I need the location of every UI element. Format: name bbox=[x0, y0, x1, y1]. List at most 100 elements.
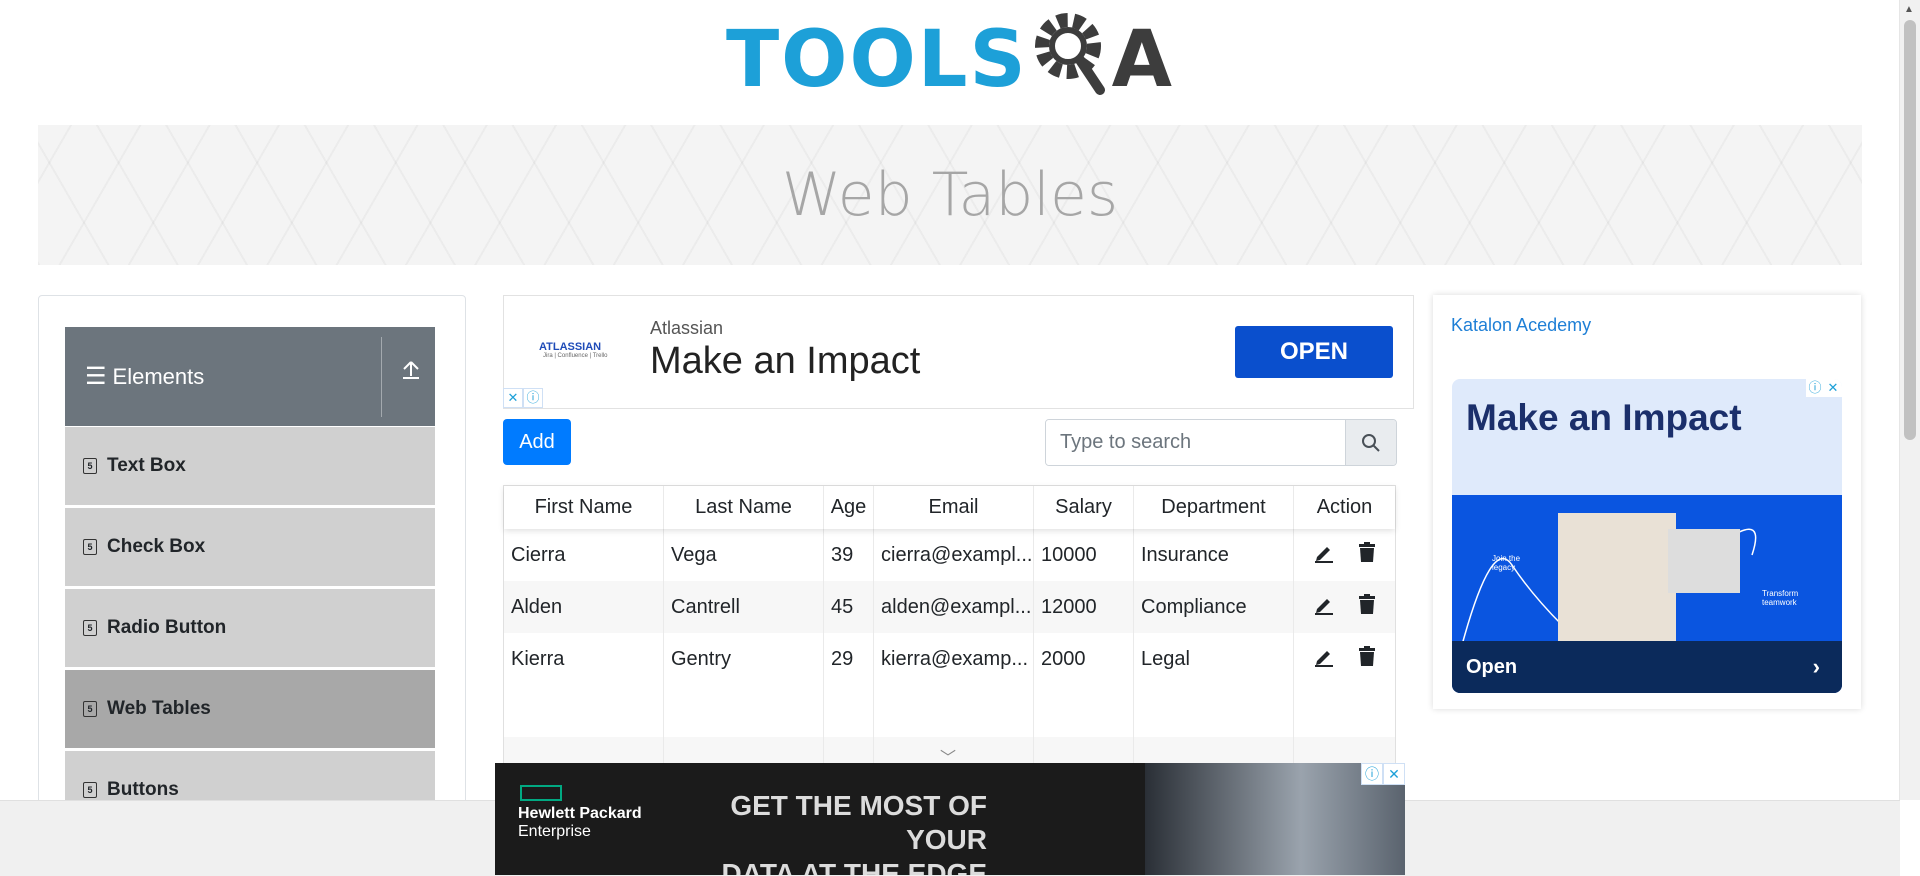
scroll-up-icon[interactable]: ▲ bbox=[1904, 4, 1914, 15]
add-button[interactable]: Add bbox=[503, 419, 571, 465]
email-text: alden@exampl... bbox=[881, 596, 1032, 618]
vertical-scrollbar[interactable]: ▲ bbox=[1899, 0, 1920, 800]
atlassian-ad[interactable]: ATLASSIAN Jira | Confluence | Trello Atl… bbox=[503, 295, 1414, 409]
sidebar-item-check-box[interactable]: 5 Check Box bbox=[65, 508, 435, 587]
table-row: Alden Cantrell 45 alden@exampl... 12000 … bbox=[504, 581, 1395, 633]
delete-icon[interactable] bbox=[1357, 593, 1377, 621]
sidebar-item-label: Buttons bbox=[107, 779, 179, 800]
menu-icon: ☰ bbox=[85, 363, 107, 390]
column-header[interactable]: Age bbox=[824, 486, 874, 529]
side-ad-headline: Make an Impact bbox=[1466, 397, 1742, 438]
hpe-message-line2: DATA AT THE EDGE bbox=[721, 858, 987, 875]
cell-last-name: Cantrell bbox=[664, 581, 824, 633]
sidebar-item-label: Web Tables bbox=[107, 698, 211, 719]
ad-brand-text: ATLASSIAN bbox=[539, 341, 602, 353]
cell-last-name: Gentry bbox=[664, 633, 824, 685]
cell-first-name: Cierra bbox=[504, 529, 664, 581]
search-icon bbox=[1362, 433, 1380, 452]
page-banner: Web Tables bbox=[38, 125, 1862, 265]
cell-department: Compliance bbox=[1134, 581, 1294, 633]
search-input[interactable] bbox=[1046, 420, 1345, 465]
katalon-broken-image[interactable]: Katalon Acedemy bbox=[1451, 315, 1591, 336]
close-ad-icon[interactable]: ✕ bbox=[1383, 763, 1405, 785]
edit-icon[interactable] bbox=[1313, 541, 1335, 569]
cell-first-name: Kierra bbox=[504, 633, 664, 685]
hpe-line1: Hewlett Packard bbox=[518, 805, 642, 822]
ad-choices: ⓘ ✕ bbox=[1806, 379, 1842, 397]
sidebar-item-text-box[interactable]: 5 Text Box bbox=[65, 427, 435, 506]
sidebar-item-label: Radio Button bbox=[107, 617, 227, 638]
column-header[interactable]: Department bbox=[1134, 486, 1294, 529]
table-row-empty bbox=[504, 685, 1395, 737]
elements-group-header[interactable]: ☰ Elements bbox=[65, 327, 435, 426]
person-photo-small bbox=[1668, 529, 1740, 593]
ad-advertiser: Atlassian bbox=[650, 318, 724, 338]
site-header: TOOLS A bbox=[0, 0, 1900, 120]
logo-qa-text: A bbox=[1111, 15, 1175, 105]
cell-email: alden@exampl... bbox=[874, 581, 1034, 633]
table-header-row: First Name Last Name Age Email Salary De… bbox=[504, 486, 1395, 529]
scrollbar-thumb[interactable] bbox=[1904, 20, 1916, 440]
cell-age: 29 bbox=[824, 633, 874, 685]
column-header[interactable]: First Name bbox=[504, 486, 664, 529]
column-header[interactable]: Last Name bbox=[664, 486, 824, 529]
sidebar-item-web-tables[interactable]: 5 Web Tables bbox=[65, 670, 435, 749]
html5-icon: 5 bbox=[83, 539, 97, 555]
ad-info-icon[interactable]: ⓘ bbox=[1361, 763, 1383, 785]
group-label: Elements bbox=[112, 363, 205, 389]
hpe-message-line1: GET THE MOST OF YOUR bbox=[730, 790, 987, 855]
hpe-logo bbox=[520, 785, 562, 801]
cell-action bbox=[1294, 581, 1395, 633]
column-header: Action bbox=[1316, 496, 1373, 518]
ad-info-icon[interactable]: ⓘ bbox=[1806, 379, 1824, 397]
email-text: cierra@exampl... bbox=[881, 544, 1033, 566]
header-divider bbox=[381, 337, 382, 417]
search-button[interactable] bbox=[1345, 420, 1396, 465]
cell-first-name: Alden bbox=[504, 581, 664, 633]
side-ad-tag: Join the legacy bbox=[1492, 554, 1521, 572]
hpe-ad[interactable]: Hewlett Packard Enterprise GET THE MOST … bbox=[495, 763, 1405, 875]
edit-icon[interactable] bbox=[1313, 645, 1335, 673]
cell-salary: 12000 bbox=[1034, 581, 1134, 633]
side-ad-cta[interactable]: Open › bbox=[1452, 641, 1842, 693]
cell-last-name: Vega bbox=[664, 529, 824, 581]
hpe-company: Hewlett Packard Enterprise bbox=[518, 805, 642, 841]
close-ad-icon[interactable]: ✕ bbox=[1824, 379, 1842, 397]
html5-icon: 5 bbox=[83, 620, 97, 636]
sidebar-item-radio-button[interactable]: 5 Radio Button bbox=[65, 589, 435, 668]
page-title: Web Tables bbox=[781, 160, 1119, 230]
sidebar: ☰ Elements 5 Text Box 5 Check Box 5 Radi… bbox=[38, 295, 466, 817]
side-ad: Katalon Acedemy Make an Impact ⓘ ✕ Join … bbox=[1433, 295, 1861, 709]
cell-salary: 2000 bbox=[1034, 633, 1134, 685]
collapse-icon[interactable] bbox=[400, 359, 422, 387]
ad-info-icon[interactable]: ⓘ bbox=[523, 388, 543, 408]
toolsqa-logo[interactable]: TOOLS A bbox=[726, 6, 1174, 115]
delete-icon[interactable] bbox=[1357, 645, 1377, 673]
hpe-line2: Enterprise bbox=[518, 823, 591, 840]
hpe-message: GET THE MOST OF YOUR DATA AT THE EDGE bbox=[677, 789, 987, 875]
column-header[interactable]: Salary bbox=[1034, 486, 1134, 529]
close-ad-icon[interactable]: ✕ bbox=[503, 388, 523, 408]
elements-menu: 5 Text Box 5 Check Box 5 Radio Button 5 … bbox=[65, 427, 435, 816]
delete-icon[interactable] bbox=[1357, 541, 1377, 569]
email-text: kierra@examp... bbox=[881, 648, 1029, 670]
sidebar-item-label: Text Box bbox=[107, 455, 186, 476]
logo-tools-text: TOOLS bbox=[725, 15, 1028, 105]
column-header[interactable]: Email bbox=[874, 486, 1034, 529]
side-ad-tag: Transform teamwork bbox=[1762, 589, 1799, 607]
atlassian-logo: ATLASSIAN Jira | Confluence | Trello bbox=[539, 341, 607, 359]
side-ad-card[interactable]: Make an Impact ⓘ ✕ Join the legacy Trans… bbox=[1452, 379, 1842, 693]
ad-open-button[interactable]: OPEN bbox=[1235, 326, 1393, 378]
cell-age: 45 bbox=[824, 581, 874, 633]
ad-choices: ⓘ ✕ bbox=[1361, 763, 1405, 785]
edit-icon[interactable] bbox=[1313, 593, 1335, 621]
html5-icon: 5 bbox=[83, 701, 97, 717]
search-box bbox=[1045, 419, 1397, 466]
side-ad-open-label: Open bbox=[1466, 655, 1518, 678]
sidebar-item-label: Check Box bbox=[107, 536, 206, 557]
cell-department: Insurance bbox=[1134, 529, 1294, 581]
table-row: Cierra Vega 39 cierra@exampl... 10000 In… bbox=[504, 529, 1395, 581]
chevron-right-icon: › bbox=[1812, 654, 1820, 679]
cell-email: kierra@examp... bbox=[874, 633, 1034, 685]
cell-department: Legal bbox=[1134, 633, 1294, 685]
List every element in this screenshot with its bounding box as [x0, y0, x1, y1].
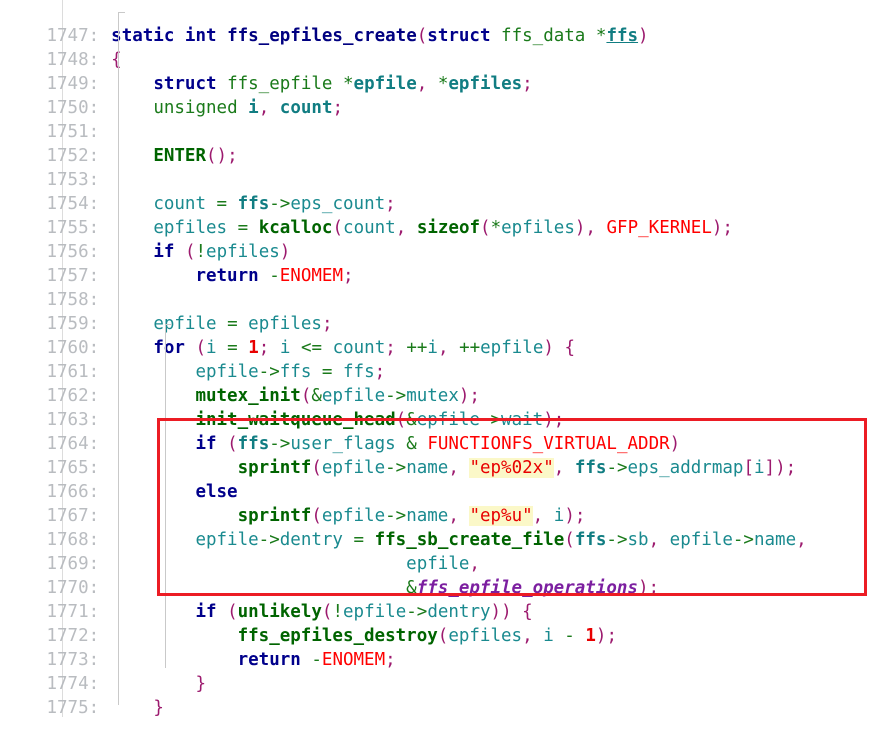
code-line[interactable]: 1775: } — [0, 672, 873, 718]
code-line[interactable]: 1770: &ffs_epfile_operations); — [0, 552, 873, 598]
code-line[interactable]: 1762: mutex_init(&epfile->mutex); — [0, 360, 873, 406]
code-line[interactable]: 1759: epfile = epfiles; — [0, 288, 873, 334]
code-line[interactable]: 1760: for (i = 1; i <= count; ++i, ++epf… — [0, 312, 873, 358]
code-line[interactable]: 1773: return -ENOMEM; — [0, 624, 873, 670]
code-line[interactable]: 1763: init_waitqueue_head(&epfile->wait)… — [0, 384, 873, 430]
code-text: } — [153, 698, 164, 718]
code-viewer[interactable]: 1747: static int ffs_epfiles_create(struc… — [0, 0, 873, 718]
code-line[interactable]: 1752: ENTER(); — [0, 120, 873, 166]
code-line[interactable]: 1749: struct ffs_epfile *epfile, *epfile… — [0, 48, 873, 94]
code-line[interactable]: 1758: — [0, 264, 873, 310]
code-line[interactable]: 1767: sprintf(epfile->name, "ep%u", i); — [0, 480, 873, 526]
code-line[interactable]: 1751: — [0, 96, 873, 142]
code-line[interactable]: 1772: ffs_epfiles_destroy(epfiles, i - 1… — [0, 600, 873, 646]
code-line[interactable]: 1750: unsigned i, count; — [0, 72, 873, 118]
code-line[interactable]: 1764: if (ffs->user_flags & FUNCTIONFS_V… — [0, 408, 873, 454]
code-line[interactable]: 1755: epfiles = kcalloc(count, sizeof(*e… — [0, 192, 873, 238]
code-line[interactable]: 1757: return -ENOMEM; — [0, 240, 873, 286]
indent-guide-for-block — [165, 324, 172, 668]
indent-guide-hook — [165, 324, 172, 325]
code-line[interactable]: 1766: else — [0, 456, 873, 502]
code-line[interactable]: 1769: epfile, — [0, 528, 873, 574]
code-line[interactable]: 1756: if (!epfiles) — [0, 216, 873, 262]
line-number: 1775: — [46, 698, 100, 718]
indent-guide-function-body — [118, 12, 125, 705]
indent-guide-hook — [118, 12, 125, 13]
code-line[interactable]: 1771: if (unlikely(!epfile->dentry)) { — [0, 576, 873, 622]
code-line[interactable]: 1774: } — [0, 648, 873, 694]
code-line[interactable]: 1753: — [0, 144, 873, 190]
code-line[interactable]: 1754: count = ffs->eps_count; — [0, 168, 873, 214]
code-line[interactable]: 1768: epfile->dentry = ffs_sb_create_fil… — [0, 504, 873, 550]
code-line[interactable]: 1765: sprintf(epfile->name, "ep%02x", ff… — [0, 432, 873, 478]
code-line[interactable]: 1748:{ — [0, 24, 873, 70]
code-line[interactable]: 1747: static int ffs_epfiles_create(struc… — [0, 0, 873, 46]
code-line[interactable]: 1761: epfile->ffs = ffs; — [0, 336, 873, 382]
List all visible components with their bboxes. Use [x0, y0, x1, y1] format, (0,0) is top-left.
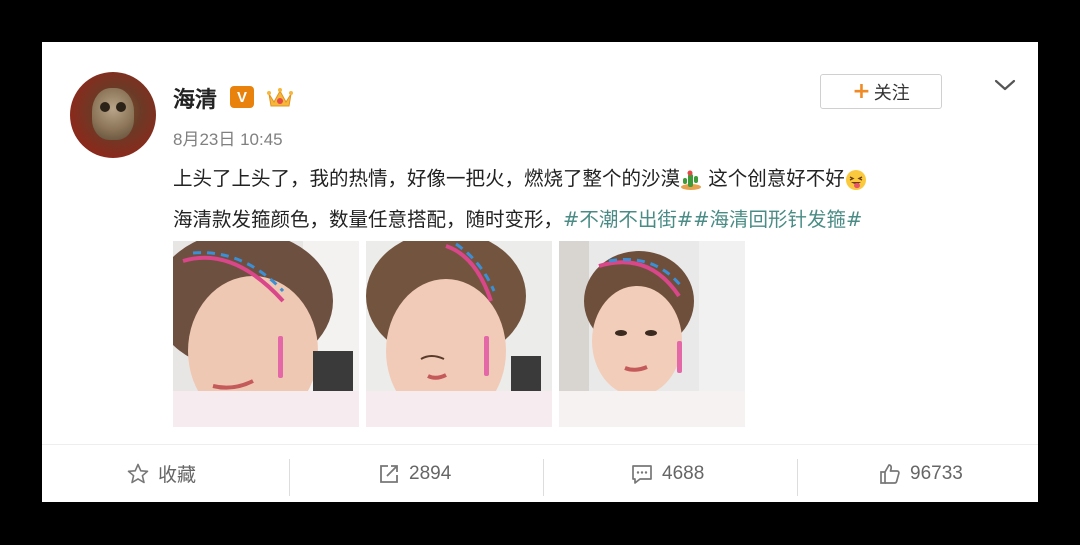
++++++++++
▶ [TASK OBJECTIVE]: Please turn the material from the line containing "672, 873, 718]" through the line containing "indent-guide-for-block — [165, 324, 172, 668]" into a Markdown table with the columns Row and Entry, numbering each line and leaving out blank lines.

▶ [THE REPLY]:
| Row | Entry |
|---|---|
| 1 | code-line[interactable]: 1775: } — [0, 672, 873, 718] |
| 2 | code-line[interactable]: 1770: &ffs_epfile_operations); — [0, 552, 873, 598] |
| 3 | code-line[interactable]: 1762: mutex_init(&epfile->mutex); — [0, 360, 873, 406] |
| 4 | code-line[interactable]: 1759: epfile = epfiles; — [0, 288, 873, 334] |
| 5 | code-line[interactable]: 1760: for (i = 1; i <= count; ++i, ++epf… — [0, 312, 873, 358] |
| 6 | code-line[interactable]: 1773: return -ENOMEM; — [0, 624, 873, 670] |
| 7 | code-line[interactable]: 1763: init_waitqueue_head(&epfile->wait)… — [0, 384, 873, 430] |
| 8 | code-text: } — [153, 698, 164, 718] |
| 9 | code-viewer[interactable]: 1747: static int ffs_epfiles_create(struc… — [0, 0, 873, 718] |
| 10 | code-line[interactable]: 1752: ENTER(); — [0, 120, 873, 166] |
| 11 | code-line[interactable]: 1749: struct ffs_epfile *epfile, *epfile… — [0, 48, 873, 94] |
| 12 | code-line[interactable]: 1758: — [0, 264, 873, 310] |
| 13 | code-line[interactable]: 1767: sprintf(epfile->name, "ep%u", i); — [0, 480, 873, 526] |
| 14 | code-line[interactable]: 1751: — [0, 96, 873, 142] |
| 15 | code-line[interactable]: 1772: ffs_epfiles_destroy(epfiles, i - 1… — [0, 600, 873, 646] |
| 16 | code-line[interactable]: 1750: unsigned i, count; — [0, 72, 873, 118] |
| 17 | code-line[interactable]: 1764: if (ffs->user_flags & FUNCTIONFS_V… — [0, 408, 873, 454] |
| 18 | code-line[interactable]: 1755: epfiles = kcalloc(count, sizeof(*e… — [0, 192, 873, 238] |
| 19 | code-line[interactable]: 1757: return -ENOMEM; — [0, 240, 873, 286] |
| 20 | indent-guide-for-block — [165, 324, 172, 668] |